## [Objective]
No images are to be carried over; print all other material exactly as it stands.

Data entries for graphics
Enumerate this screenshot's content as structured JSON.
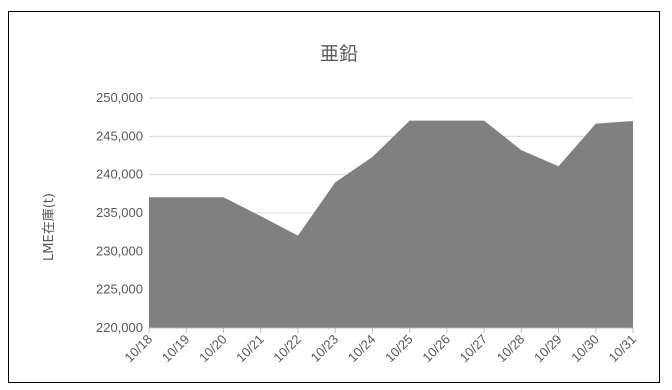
{
  "chart_data": {
    "type": "area",
    "title": "亜鉛",
    "xlabel": "",
    "ylabel": "LME在庫(t)",
    "categories": [
      "10/18",
      "10/19",
      "10/20",
      "10/21",
      "10/22",
      "10/23",
      "10/24",
      "10/25",
      "10/26",
      "10/27",
      "10/28",
      "10/29",
      "10/30",
      "10/31"
    ],
    "values": [
      237050,
      237050,
      237050,
      234600,
      232050,
      239000,
      242300,
      247050,
      247050,
      247050,
      243200,
      241100,
      246650,
      247000
    ],
    "ylim": [
      220000,
      250000
    ],
    "yticks": [
      "220,000",
      "225,000",
      "230,000",
      "235,000",
      "240,000",
      "245,000",
      "250,000"
    ],
    "grid": true,
    "legend": "none",
    "colors": {
      "fill": "#808080",
      "grid": "#d9d9d9",
      "axis": "#bfbfbf",
      "text": "#595959"
    }
  }
}
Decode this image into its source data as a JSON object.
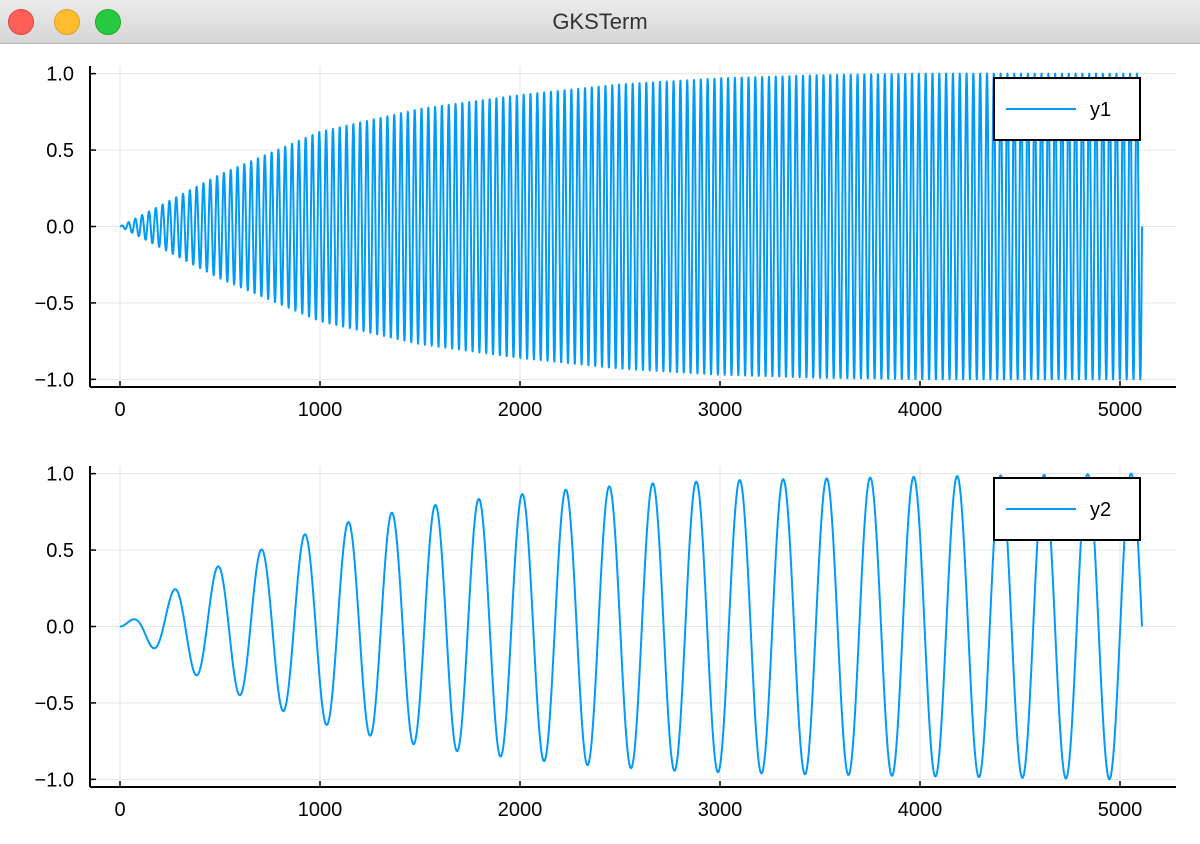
{
  "window": {
    "title": "GKSTerm"
  },
  "colors": {
    "series": "#009af9",
    "axis": "#000000",
    "grid": "#e6e6e6"
  },
  "chart_data": [
    {
      "type": "line",
      "title": "",
      "xlabel": "",
      "ylabel": "",
      "xlim": [
        -150,
        5280
      ],
      "ylim": [
        -1.05,
        1.05
      ],
      "x_ticks": [
        0,
        1000,
        2000,
        3000,
        4000,
        5000
      ],
      "x_tick_labels": [
        "0",
        "1000",
        "2000",
        "3000",
        "4000",
        "5000"
      ],
      "y_ticks": [
        -1.0,
        -0.5,
        0.0,
        0.5,
        1.0
      ],
      "y_tick_labels": [
        "−1.0",
        "−0.5",
        "0.0",
        "0.5",
        "1.0"
      ],
      "grid": true,
      "legend_position": "top-right",
      "series": [
        {
          "name": "y1",
          "x_range": [
            0,
            5110
          ],
          "oscillations": 150,
          "envelope": {
            "x": [
              0,
              500,
              1000,
              1500,
              2000,
              2500,
              3000,
              3500,
              4000,
              4500,
              5000
            ],
            "y": [
              0.0,
              0.34,
              0.62,
              0.77,
              0.86,
              0.93,
              0.97,
              0.99,
              1.0,
              1.0,
              1.0
            ]
          }
        }
      ]
    },
    {
      "type": "line",
      "title": "",
      "xlabel": "",
      "ylabel": "",
      "xlim": [
        -150,
        5280
      ],
      "ylim": [
        -1.05,
        1.05
      ],
      "x_ticks": [
        0,
        1000,
        2000,
        3000,
        4000,
        5000
      ],
      "x_tick_labels": [
        "0",
        "1000",
        "2000",
        "3000",
        "4000",
        "5000"
      ],
      "y_ticks": [
        -1.0,
        -0.5,
        0.0,
        0.5,
        1.0
      ],
      "y_tick_labels": [
        "−1.0",
        "−0.5",
        "0.0",
        "0.5",
        "1.0"
      ],
      "grid": true,
      "legend_position": "top-right",
      "series": [
        {
          "name": "y2",
          "x_range": [
            0,
            5110
          ],
          "oscillations": 23.5,
          "envelope": {
            "x": [
              0,
              80,
              280,
              500,
              720,
              940,
              1160,
              1380,
              1600,
              1820,
              2040,
              2260,
              2480,
              2700,
              2920,
              3140,
              3580,
              4000,
              4500,
              5000
            ],
            "y": [
              0.0,
              0.06,
              0.25,
              0.4,
              0.51,
              0.61,
              0.69,
              0.75,
              0.8,
              0.84,
              0.87,
              0.9,
              0.92,
              0.94,
              0.95,
              0.96,
              0.97,
              0.98,
              0.99,
              1.0
            ]
          }
        }
      ]
    }
  ]
}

## [Completed task]
Enumerate this screenshot's content as structured JSON.
{
  "chart_data": {
    "type": "area",
    "title": "亜鉛",
    "xlabel": "",
    "ylabel": "LME在庫(t)",
    "categories": [
      "10/18",
      "10/19",
      "10/20",
      "10/21",
      "10/22",
      "10/23",
      "10/24",
      "10/25",
      "10/26",
      "10/27",
      "10/28",
      "10/29",
      "10/30",
      "10/31"
    ],
    "values": [
      237050,
      237050,
      237050,
      234600,
      232050,
      239000,
      242300,
      247050,
      247050,
      247050,
      243200,
      241100,
      246650,
      247000
    ],
    "ylim": [
      220000,
      250000
    ],
    "yticks": [
      "220,000",
      "225,000",
      "230,000",
      "235,000",
      "240,000",
      "245,000",
      "250,000"
    ],
    "grid": true,
    "legend": "none",
    "colors": {
      "fill": "#808080",
      "grid": "#d9d9d9",
      "axis": "#bfbfbf",
      "text": "#595959"
    }
  }
}
Decode this image into its source data as a JSON object.
{
  "window": {
    "title": "GKSTerm"
  },
  "colors": {
    "series": "#009af9",
    "axis": "#000000",
    "grid": "#e6e6e6"
  },
  "chart_data": [
    {
      "type": "line",
      "title": "",
      "xlabel": "",
      "ylabel": "",
      "xlim": [
        -150,
        5280
      ],
      "ylim": [
        -1.05,
        1.05
      ],
      "x_ticks": [
        0,
        1000,
        2000,
        3000,
        4000,
        5000
      ],
      "x_tick_labels": [
        "0",
        "1000",
        "2000",
        "3000",
        "4000",
        "5000"
      ],
      "y_ticks": [
        -1.0,
        -0.5,
        0.0,
        0.5,
        1.0
      ],
      "y_tick_labels": [
        "−1.0",
        "−0.5",
        "0.0",
        "0.5",
        "1.0"
      ],
      "grid": true,
      "legend_position": "top-right",
      "series": [
        {
          "name": "y1",
          "x_range": [
            0,
            5110
          ],
          "oscillations": 150,
          "envelope": {
            "x": [
              0,
              500,
              1000,
              1500,
              2000,
              2500,
              3000,
              3500,
              4000,
              4500,
              5000
            ],
            "y": [
              0.0,
              0.34,
              0.62,
              0.77,
              0.86,
              0.93,
              0.97,
              0.99,
              1.0,
              1.0,
              1.0
            ]
          }
        }
      ]
    },
    {
      "type": "line",
      "title": "",
      "xlabel": "",
      "ylabel": "",
      "xlim": [
        -150,
        5280
      ],
      "ylim": [
        -1.05,
        1.05
      ],
      "x_ticks": [
        0,
        1000,
        2000,
        3000,
        4000,
        5000
      ],
      "x_tick_labels": [
        "0",
        "1000",
        "2000",
        "3000",
        "4000",
        "5000"
      ],
      "y_ticks": [
        -1.0,
        -0.5,
        0.0,
        0.5,
        1.0
      ],
      "y_tick_labels": [
        "−1.0",
        "−0.5",
        "0.0",
        "0.5",
        "1.0"
      ],
      "grid": true,
      "legend_position": "top-right",
      "series": [
        {
          "name": "y2",
          "x_range": [
            0,
            5110
          ],
          "oscillations": 23.5,
          "envelope": {
            "x": [
              0,
              80,
              280,
              500,
              720,
              940,
              1160,
              1380,
              1600,
              1820,
              2040,
              2260,
              2480,
              2700,
              2920,
              3140,
              3580,
              4000,
              4500,
              5000
            ],
            "y": [
              0.0,
              0.06,
              0.25,
              0.4,
              0.51,
              0.61,
              0.69,
              0.75,
              0.8,
              0.84,
              0.87,
              0.9,
              0.92,
              0.94,
              0.95,
              0.96,
              0.97,
              0.98,
              0.99,
              1.0
            ]
          }
        }
      ]
    }
  ]
}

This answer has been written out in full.